## Extracted information
....

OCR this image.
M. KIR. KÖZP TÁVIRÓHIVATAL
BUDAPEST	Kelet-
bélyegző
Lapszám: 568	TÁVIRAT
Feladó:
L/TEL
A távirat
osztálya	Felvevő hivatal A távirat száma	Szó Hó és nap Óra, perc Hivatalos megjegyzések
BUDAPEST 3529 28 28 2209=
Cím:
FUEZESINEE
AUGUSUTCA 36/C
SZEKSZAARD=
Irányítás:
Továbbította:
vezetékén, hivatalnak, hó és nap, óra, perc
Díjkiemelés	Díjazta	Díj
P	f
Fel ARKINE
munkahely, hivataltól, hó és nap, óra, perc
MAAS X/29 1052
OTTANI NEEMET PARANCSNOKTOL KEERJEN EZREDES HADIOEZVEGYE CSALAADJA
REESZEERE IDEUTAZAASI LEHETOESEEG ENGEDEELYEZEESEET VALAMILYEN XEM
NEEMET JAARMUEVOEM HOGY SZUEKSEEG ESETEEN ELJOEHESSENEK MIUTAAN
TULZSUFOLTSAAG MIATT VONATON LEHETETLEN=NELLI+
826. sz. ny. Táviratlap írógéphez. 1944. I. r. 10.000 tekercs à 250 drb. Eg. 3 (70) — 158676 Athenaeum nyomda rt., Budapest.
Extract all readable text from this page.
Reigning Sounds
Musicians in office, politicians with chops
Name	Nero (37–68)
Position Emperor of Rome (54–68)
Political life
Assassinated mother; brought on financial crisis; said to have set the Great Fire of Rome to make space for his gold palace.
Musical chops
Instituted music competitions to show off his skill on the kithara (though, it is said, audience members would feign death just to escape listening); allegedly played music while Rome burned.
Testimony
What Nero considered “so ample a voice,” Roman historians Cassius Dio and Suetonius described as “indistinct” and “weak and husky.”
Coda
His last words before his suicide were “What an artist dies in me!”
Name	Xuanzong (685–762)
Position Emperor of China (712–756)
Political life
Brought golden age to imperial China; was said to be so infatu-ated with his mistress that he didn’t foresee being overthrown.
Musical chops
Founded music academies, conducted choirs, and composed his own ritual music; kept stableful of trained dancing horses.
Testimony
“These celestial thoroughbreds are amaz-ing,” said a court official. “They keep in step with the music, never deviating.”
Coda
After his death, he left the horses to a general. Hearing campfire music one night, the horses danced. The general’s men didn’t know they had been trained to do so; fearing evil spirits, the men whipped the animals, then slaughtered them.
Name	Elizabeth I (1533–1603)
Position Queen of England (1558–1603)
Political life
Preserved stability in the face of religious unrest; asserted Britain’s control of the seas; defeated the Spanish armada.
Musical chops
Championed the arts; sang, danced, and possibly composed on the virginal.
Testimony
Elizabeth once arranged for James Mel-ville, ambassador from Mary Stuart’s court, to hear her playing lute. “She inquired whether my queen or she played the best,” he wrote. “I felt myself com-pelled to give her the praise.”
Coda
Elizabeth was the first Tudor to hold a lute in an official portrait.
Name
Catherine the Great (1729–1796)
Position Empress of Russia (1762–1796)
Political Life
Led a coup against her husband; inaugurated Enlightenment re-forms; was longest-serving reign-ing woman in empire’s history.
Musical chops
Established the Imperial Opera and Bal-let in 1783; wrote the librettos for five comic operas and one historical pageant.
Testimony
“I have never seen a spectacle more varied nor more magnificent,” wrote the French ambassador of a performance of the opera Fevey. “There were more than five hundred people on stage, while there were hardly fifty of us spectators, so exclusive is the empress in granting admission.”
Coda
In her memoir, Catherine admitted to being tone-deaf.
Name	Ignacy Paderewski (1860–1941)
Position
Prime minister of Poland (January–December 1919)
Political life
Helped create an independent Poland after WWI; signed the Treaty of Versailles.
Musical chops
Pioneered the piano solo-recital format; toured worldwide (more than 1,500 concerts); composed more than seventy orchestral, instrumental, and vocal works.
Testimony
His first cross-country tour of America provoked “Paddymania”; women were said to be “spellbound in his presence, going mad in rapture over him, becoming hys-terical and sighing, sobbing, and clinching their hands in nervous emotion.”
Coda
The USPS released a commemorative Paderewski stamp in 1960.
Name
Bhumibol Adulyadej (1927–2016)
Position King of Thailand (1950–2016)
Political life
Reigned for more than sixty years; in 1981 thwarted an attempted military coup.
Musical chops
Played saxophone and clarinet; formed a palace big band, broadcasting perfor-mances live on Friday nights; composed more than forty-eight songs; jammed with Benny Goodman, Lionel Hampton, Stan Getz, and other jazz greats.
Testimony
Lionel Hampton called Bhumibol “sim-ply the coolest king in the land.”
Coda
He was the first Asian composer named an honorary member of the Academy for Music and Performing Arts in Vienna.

....

## Stated task
Return the entries in full, keeping every line exactly as it is.

## Finished exercise
OCR this image.
M. KIR. KÖZP TÁVIRÓHIVATAL
BUDAPEST	Kelet-
bélyegző
Lapszám: 568	TÁVIRAT
Feladó:
L/TEL
A távirat
osztálya	Felvevő hivatal A távirat száma	Szó Hó és nap Óra, perc Hivatalos megjegyzések
BUDAPEST 3529 28 28 2209=
Cím:
FUEZESINEE
AUGUSUTCA 36/C
SZEKSZAARD=
Irányítás:
Továbbította:
vezetékén, hivatalnak, hó és nap, óra, perc
Díjkiemelés	Díjazta	Díj
P	f
Fel ARKINE
munkahely, hivataltól, hó és nap, óra, perc
MAAS X/29 1052
OTTANI NEEMET PARANCSNOKTOL KEERJEN EZREDES HADIOEZVEGYE CSALAADJA
REESZEERE IDEUTAZAASI LEHETOESEEG ENGEDEELYEZEESEET VALAMILYEN XEM
NEEMET JAARMUEVOEM HOGY SZUEKSEEG ESETEEN ELJOEHESSENEK MIUTAAN
TULZSUFOLTSAAG MIATT VONATON LEHETETLEN=NELLI+
826. sz. ny. Táviratlap írógéphez. 1944. I. r. 10.000 tekercs à 250 drb. Eg. 3 (70) — 158676 Athenaeum nyomda rt., Budapest.
Extract all readable text from this page.
Reigning Sounds
Musicians in office, politicians with chops
Name	Nero (37–68)
Position Emperor of Rome (54–68)
Political life
Assassinated mother; brought on financial crisis; said to have set the Great Fire of Rome to make space for his gold palace.
Musical chops
Instituted music competitions to show off his skill on the kithara (though, it is said, audience members would feign death just to escape listening); allegedly played music while Rome burned.
Testimony
What Nero considered “so ample a voice,” Roman historians Cassius Dio and Suetonius described as “indistinct” and “weak and husky.”
Coda
His last words before his suicide were “What an artist dies in me!”
Name	Xuanzong (685–762)
Position Emperor of China (712–756)
Political life
Brought golden age to imperial China; was said to be so infatu-ated with his mistress that he didn’t foresee being overthrown.
Musical chops
Founded music academies, conducted choirs, and composed his own ritual music; kept stableful of trained dancing horses.
Testimony
“These celestial thoroughbreds are amaz-ing,” said a court official. “They keep in step with the music, never deviating.”
Coda
After his death, he left the horses to a general. Hearing campfire music one night, the horses danced. The general’s men didn’t know they had been trained to do so; fearing evil spirits, the men whipped the animals, then slaughtered them.
Name	Elizabeth I (1533–1603)
Position Queen of England (1558–1603)
Political life
Preserved stability in the face of religious unrest; asserted Britain’s control of the seas; defeated the Spanish armada.
Musical chops
Championed the arts; sang, danced, and possibly composed on the virginal.
Testimony
Elizabeth once arranged for James Mel-ville, ambassador from Mary Stuart’s court, to hear her playing lute. “She inquired whether my queen or she played the best,” he wrote. “I felt myself com-pelled to give her the praise.”
Coda
Elizabeth was the first Tudor to hold a lute in an official portrait.
Name
Catherine the Great (1729–1796)
Position Empress of Russia (1762–1796)
Political Life
Led a coup against her husband; inaugurated Enlightenment re-forms; was longest-serving reign-ing woman in empire’s history.
Musical chops
Established the Imperial Opera and Bal-let in 1783; wrote the librettos for five comic operas and one historical pageant.
Testimony
“I have never seen a spectacle more varied nor more magnificent,” wrote the French ambassador of a performance of the opera Fevey. “There were more than five hundred people on stage, while there were hardly fifty of us spectators, so exclusive is the empress in granting admission.”
Coda
In her memoir, Catherine admitted to being tone-deaf.
Name	Ignacy Paderewski (1860–1941)
Position
Prime minister of Poland (January–December 1919)
Political life
Helped create an independent Poland after WWI; signed the Treaty of Versailles.
Musical chops
Pioneered the piano solo-recital format; toured worldwide (more than 1,500 concerts); composed more than seventy orchestral, instrumental, and vocal works.
Testimony
His first cross-country tour of America provoked “Paddymania”; women were said to be “spellbound in his presence, going mad in rapture over him, becoming hys-terical and sighing, sobbing, and clinching their hands in nervous emotion.”
Coda
The USPS released a commemorative Paderewski stamp in 1960.
Name
Bhumibol Adulyadej (1927–2016)
Position King of Thailand (1950–2016)
Political life
Reigned for more than sixty years; in 1981 thwarted an attempted military coup.
Musical chops
Played saxophone and clarinet; formed a palace big band, broadcasting perfor-mances live on Friday nights; composed more than forty-eight songs; jammed with Benny Goodman, Lionel Hampton, Stan Getz, and other jazz greats.
Testimony
Lionel Hampton called Bhumibol “sim-ply the coolest king in the land.”
Coda
He was the first Asian composer named an honorary member of the Academy for Music and Performing Arts in Vienna.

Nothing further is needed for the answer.